**WHAT YOU ARE ASKED TO DO:** Copy out all the lines where "Temperature" shows up.

**DATASET CONTENT:**
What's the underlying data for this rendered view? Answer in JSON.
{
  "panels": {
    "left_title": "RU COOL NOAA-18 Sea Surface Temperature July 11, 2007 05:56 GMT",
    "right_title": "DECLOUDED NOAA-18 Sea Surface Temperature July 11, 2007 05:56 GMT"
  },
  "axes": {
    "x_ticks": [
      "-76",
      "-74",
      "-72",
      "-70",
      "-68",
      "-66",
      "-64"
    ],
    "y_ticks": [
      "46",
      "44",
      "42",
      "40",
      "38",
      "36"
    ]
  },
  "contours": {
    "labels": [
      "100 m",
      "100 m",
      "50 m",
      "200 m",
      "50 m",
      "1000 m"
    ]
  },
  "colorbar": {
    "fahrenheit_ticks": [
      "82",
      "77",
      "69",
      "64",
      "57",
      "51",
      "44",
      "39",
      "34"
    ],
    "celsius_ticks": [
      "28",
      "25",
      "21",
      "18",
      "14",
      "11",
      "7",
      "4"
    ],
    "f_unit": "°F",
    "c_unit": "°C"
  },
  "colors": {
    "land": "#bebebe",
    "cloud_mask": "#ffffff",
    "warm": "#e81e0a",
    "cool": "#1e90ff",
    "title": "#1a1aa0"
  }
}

**EXERCISE RESPONSE:**
    "left_title": "RU COOL NOAA-18 Sea Surface Temperature July 11, 2007 05:56 GMT",
    "right_title": "DECLOUDED NOAA-18 Sea Surface Temperature July 11, 2007 05:56 GMT"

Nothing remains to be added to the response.